> Textauszug
-=-=-

Von Nieten und vom Nieten...
Jetzt haben wir eine ganze Weile die Stimmzungen angeguckt... aber ein weiterer wichtiger Punkt ist, wie die Stimmzunge auf der Stimmplatte befestigt wird.
Ein einfaches, bewährtes und erprobtes Verfahren ist dazu das Nieten. Wird schon immer so gemacht und wird auch vermutlich in naher Zukunft auch weiterhin so gemacht werden von den Stimmplatten Herstellern. Dazu wird die gestanzte Stimmzunge auf die Platte gelegt, ausgerichtet, Nietstift reingesteckt und anschließend festgenietet. - Fertig - Einfach und meist recht dauerhaft.
Und weil man die Stimmzungen oft noch von Hand einlegt und ausrichtet, wird praktischerweise nahezu immer der Niet von hinten durch die Platte gesteckt, damit man von oben arbeiten kann und die Zunge auf den Nietbolzen schon mal draufstecken kann , ohne dass man die Stimmplatte umdrehen muss. Und wenn alles eingerichtet ist, dann drückt die Nietmaschiene den Niet zusammen und staucht den Bolzenüberstand zu einem mehr oder weniger breiten Nietkopf, der die Stimmzunge auf die Platte presst.
Das sieht im allgemeinen dann so aus:
Fein, fein denkt man.
Und wenn man von der Sitrnseite draufschaut, sieht s so aus:
und da sieht man, dass der Nietkopf mehr oder weniger kugelförmig aussieht und keineswegs an der Kontaktfläche zur Stimmzunge den breitesten Durchmesser aufweist!
Und das kann sich negativ auswirken. Denn es kann hierbei passieren, dass der Nietkopf die Stimmzunge am Innenrand etwas ins Nietloch drückt. Das widerum bewirkt, dass die Ränder der Stimmzunge sich hochwölben und somit nicht mehr sicher und flächig aufliegen. Dadurch kann die Stimmzunge um den Nietpunkt etwas kippeln und im Laufe der Zeit kann sich die Zunge auch etwas "freischwingen" und die Befestigung ist nicht mehr ganz so stabil wie anfangs -Was einerseits Schwingungsenergie frisst und andererseits sich auf die Stimmkonstanz auswirkt. Letzeres ist natürlich doof. Vor allem deswegen, weil es erst mit der Zeit auftritt.

-=-=-

> Auflistungen von Elementen und Bereichen
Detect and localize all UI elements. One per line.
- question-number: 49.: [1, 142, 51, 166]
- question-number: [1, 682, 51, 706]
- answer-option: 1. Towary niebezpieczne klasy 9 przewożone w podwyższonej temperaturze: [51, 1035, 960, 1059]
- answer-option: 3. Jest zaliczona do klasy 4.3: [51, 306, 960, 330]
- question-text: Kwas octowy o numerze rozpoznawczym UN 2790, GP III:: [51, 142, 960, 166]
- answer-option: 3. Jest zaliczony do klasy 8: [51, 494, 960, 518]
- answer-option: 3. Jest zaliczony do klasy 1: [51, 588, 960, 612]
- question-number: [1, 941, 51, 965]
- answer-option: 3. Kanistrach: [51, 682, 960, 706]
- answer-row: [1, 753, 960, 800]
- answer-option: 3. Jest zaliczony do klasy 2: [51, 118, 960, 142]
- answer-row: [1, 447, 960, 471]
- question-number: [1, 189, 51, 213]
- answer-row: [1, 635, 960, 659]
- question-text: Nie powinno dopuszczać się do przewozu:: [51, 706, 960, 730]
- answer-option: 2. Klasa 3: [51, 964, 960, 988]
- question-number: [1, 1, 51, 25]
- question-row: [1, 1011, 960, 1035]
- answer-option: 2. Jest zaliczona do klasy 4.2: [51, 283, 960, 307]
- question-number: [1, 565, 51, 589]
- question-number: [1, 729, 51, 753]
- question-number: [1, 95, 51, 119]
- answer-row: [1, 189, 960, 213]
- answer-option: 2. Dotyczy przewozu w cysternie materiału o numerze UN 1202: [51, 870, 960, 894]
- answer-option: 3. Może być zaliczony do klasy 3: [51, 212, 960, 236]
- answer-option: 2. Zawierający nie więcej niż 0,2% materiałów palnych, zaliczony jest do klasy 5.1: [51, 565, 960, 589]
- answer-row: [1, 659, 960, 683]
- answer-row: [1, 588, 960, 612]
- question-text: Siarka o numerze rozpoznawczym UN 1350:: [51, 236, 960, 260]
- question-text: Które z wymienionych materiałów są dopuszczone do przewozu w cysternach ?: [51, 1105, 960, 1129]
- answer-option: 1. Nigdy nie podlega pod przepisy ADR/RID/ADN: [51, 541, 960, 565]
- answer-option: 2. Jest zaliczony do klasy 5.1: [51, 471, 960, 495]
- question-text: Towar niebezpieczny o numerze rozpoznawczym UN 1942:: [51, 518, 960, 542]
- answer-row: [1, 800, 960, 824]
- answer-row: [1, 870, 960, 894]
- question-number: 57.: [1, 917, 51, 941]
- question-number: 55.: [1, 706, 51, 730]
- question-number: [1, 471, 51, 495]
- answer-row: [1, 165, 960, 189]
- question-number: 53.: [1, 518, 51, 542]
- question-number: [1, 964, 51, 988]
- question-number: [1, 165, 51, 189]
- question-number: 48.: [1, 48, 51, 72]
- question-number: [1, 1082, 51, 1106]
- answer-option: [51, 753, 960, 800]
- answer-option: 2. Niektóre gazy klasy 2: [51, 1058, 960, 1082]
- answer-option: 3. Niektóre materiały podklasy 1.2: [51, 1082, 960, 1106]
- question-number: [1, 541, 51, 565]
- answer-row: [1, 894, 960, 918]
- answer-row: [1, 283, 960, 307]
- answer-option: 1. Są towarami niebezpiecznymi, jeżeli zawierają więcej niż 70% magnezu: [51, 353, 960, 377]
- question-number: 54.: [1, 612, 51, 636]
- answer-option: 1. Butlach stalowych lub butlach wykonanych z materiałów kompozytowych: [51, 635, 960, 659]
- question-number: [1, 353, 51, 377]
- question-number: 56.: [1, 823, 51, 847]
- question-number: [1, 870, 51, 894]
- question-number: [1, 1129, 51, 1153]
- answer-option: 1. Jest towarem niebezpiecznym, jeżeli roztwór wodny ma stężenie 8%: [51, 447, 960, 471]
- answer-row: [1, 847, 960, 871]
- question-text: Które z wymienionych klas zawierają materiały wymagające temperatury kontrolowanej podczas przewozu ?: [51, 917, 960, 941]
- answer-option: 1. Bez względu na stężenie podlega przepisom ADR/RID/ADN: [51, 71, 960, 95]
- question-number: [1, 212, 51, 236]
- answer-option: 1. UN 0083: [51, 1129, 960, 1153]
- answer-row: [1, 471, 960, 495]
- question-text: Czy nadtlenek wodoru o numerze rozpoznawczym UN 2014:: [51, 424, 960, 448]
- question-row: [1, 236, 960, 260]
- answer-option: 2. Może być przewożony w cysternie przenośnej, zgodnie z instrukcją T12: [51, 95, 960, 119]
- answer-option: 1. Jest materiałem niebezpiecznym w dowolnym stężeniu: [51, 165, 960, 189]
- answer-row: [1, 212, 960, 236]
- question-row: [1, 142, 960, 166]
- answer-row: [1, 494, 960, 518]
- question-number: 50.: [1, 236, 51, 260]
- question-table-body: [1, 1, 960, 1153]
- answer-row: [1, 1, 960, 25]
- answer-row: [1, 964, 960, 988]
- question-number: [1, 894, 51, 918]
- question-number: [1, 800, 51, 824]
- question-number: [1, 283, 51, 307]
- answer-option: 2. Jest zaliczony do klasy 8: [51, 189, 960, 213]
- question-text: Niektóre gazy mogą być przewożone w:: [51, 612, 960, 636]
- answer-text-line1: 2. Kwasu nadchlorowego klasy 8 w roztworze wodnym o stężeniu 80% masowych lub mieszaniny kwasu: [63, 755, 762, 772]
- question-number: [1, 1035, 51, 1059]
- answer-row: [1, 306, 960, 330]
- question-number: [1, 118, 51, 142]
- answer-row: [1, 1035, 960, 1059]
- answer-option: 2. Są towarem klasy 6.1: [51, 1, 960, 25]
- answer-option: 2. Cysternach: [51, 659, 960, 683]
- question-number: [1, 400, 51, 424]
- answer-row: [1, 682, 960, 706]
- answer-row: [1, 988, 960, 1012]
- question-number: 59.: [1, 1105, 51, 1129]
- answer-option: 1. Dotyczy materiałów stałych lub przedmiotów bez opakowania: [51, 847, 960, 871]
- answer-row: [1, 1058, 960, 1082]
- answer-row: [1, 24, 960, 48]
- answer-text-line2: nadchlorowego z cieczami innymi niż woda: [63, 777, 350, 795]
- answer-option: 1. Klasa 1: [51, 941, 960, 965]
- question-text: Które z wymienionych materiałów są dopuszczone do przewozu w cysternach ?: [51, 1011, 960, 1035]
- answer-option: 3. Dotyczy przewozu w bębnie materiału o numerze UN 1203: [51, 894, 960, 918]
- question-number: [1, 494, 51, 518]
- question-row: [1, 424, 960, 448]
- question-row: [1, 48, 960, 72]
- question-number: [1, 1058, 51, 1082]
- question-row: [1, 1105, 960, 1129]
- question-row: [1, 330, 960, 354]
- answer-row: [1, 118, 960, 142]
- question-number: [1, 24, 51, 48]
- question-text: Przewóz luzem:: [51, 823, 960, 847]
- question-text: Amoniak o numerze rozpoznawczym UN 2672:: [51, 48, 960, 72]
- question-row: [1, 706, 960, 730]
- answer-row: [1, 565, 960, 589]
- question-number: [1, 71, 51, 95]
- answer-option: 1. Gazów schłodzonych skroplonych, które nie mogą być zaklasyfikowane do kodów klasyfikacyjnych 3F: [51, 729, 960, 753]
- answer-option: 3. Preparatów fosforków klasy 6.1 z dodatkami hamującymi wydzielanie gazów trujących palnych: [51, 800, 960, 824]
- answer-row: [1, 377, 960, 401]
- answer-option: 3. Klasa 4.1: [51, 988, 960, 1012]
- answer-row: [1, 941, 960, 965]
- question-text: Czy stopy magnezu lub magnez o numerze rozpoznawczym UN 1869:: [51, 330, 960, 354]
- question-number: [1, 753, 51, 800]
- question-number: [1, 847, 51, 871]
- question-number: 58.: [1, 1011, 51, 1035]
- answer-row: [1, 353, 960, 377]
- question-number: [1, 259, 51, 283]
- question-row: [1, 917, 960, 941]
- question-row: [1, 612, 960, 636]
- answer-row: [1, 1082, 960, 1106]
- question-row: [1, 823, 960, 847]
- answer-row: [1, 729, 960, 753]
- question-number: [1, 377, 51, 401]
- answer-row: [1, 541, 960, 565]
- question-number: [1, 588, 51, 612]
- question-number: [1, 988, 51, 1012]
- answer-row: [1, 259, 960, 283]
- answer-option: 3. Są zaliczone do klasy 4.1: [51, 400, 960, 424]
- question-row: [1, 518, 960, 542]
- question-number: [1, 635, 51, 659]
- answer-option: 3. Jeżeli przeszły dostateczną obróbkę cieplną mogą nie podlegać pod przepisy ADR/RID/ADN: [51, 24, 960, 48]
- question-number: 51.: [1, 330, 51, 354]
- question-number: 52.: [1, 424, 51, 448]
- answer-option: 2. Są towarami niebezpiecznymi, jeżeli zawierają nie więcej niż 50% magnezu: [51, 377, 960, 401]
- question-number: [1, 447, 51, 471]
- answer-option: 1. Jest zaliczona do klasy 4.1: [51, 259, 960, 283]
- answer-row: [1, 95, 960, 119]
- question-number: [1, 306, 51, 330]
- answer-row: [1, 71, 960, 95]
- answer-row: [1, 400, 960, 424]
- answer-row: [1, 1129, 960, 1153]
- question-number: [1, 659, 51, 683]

-=-=-

Schreiben Sie aus dem Textauszug über das Nieten von Stimmzungen die Stelle wortgetreu ab, die mit „Und weil man“ beginnt und sich bis einschließlich „fein denkt man.“ fortsetzt. Stützen Sie sich ausschließlich auf den Textauszug.

> Lösung
Und weil man die Stimmzungen oft noch von Hand einlegt und ausrichtet, wird praktischerweise nahezu immer der Niet von hinten durch die Platte gesteckt, damit man von oben arbeiten kann und die Zunge auf den Nietbolzen schon mal draufstecken kann , ohne dass man die Stimmplatte umdrehen muss. Und wenn alles eingerichtet ist, dann drückt die Nietmaschiene den Niet zusammen und staucht den Bolzenüberstand zu einem mehr oder weniger breiten Nietkopf, der die Stimmzunge auf die Platte presst.
Das sieht im allgemeinen dann so aus:
Fein, fein denkt man.